(Figure data in JSON)
-.-.-
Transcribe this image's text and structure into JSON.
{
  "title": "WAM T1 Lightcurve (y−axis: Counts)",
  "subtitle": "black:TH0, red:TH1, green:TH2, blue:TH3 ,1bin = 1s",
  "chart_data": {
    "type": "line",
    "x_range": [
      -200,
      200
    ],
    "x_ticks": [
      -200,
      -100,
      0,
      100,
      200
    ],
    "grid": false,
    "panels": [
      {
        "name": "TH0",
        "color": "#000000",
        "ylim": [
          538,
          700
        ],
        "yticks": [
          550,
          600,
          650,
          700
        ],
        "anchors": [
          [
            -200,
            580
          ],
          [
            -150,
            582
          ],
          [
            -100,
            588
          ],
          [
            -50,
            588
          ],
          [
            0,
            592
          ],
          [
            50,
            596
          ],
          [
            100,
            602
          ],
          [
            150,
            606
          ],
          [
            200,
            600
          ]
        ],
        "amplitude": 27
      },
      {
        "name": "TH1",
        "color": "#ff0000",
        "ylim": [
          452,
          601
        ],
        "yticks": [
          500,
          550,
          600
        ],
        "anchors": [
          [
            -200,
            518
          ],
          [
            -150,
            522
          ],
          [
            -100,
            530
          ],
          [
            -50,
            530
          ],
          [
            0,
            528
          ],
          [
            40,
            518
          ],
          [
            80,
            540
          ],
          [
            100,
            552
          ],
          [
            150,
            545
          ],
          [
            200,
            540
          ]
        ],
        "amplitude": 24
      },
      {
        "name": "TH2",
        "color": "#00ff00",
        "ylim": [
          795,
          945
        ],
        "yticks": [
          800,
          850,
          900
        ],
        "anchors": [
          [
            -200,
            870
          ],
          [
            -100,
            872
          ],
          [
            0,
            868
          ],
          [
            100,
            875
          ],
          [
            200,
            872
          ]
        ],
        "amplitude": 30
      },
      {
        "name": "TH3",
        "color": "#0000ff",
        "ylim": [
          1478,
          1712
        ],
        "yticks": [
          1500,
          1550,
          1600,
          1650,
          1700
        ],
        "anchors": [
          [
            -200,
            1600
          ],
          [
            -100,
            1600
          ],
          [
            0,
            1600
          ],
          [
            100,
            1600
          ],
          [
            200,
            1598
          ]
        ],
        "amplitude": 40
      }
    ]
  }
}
-.-.-
-- What to do --
Collect from the data above every line that includes "color".

-- The reply --
        "color": "#000000",
        "color": "#ff0000",
        "color": "#00ff00",
        "color": "#0000ff",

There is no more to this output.